### SUPPLIED ENTRIES
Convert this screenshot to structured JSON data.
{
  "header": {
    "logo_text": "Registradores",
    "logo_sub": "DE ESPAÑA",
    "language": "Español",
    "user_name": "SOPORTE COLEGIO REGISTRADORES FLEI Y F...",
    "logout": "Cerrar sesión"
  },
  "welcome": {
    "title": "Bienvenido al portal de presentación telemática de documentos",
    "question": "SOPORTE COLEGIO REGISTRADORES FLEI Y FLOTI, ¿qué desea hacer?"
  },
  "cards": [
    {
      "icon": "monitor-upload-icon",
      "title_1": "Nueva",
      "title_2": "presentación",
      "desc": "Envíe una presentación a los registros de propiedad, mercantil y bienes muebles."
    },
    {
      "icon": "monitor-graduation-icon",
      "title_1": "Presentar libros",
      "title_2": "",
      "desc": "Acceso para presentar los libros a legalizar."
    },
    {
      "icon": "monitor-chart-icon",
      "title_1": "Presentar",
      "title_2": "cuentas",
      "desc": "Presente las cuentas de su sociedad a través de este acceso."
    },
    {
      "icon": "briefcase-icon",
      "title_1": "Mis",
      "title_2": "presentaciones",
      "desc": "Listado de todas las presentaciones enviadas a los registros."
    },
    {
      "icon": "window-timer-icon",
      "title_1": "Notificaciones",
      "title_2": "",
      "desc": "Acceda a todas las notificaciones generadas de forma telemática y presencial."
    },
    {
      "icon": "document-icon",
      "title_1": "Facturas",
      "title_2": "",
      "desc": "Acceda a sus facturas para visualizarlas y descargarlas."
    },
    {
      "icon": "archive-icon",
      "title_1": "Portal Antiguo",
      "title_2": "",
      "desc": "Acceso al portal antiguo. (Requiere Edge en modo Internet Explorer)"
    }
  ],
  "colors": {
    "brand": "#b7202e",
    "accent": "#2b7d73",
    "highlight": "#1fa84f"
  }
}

### TASK GOAL
Report every line in the data above in which the word "presentación" appears.

### TASK ANSWER
    "title": "Bienvenido al portal de presentación telemática de documentos",
      "title_2": "presentación",
      "desc": "Envíe una presentación a los registros de propiedad, mercantil y bienes muebles."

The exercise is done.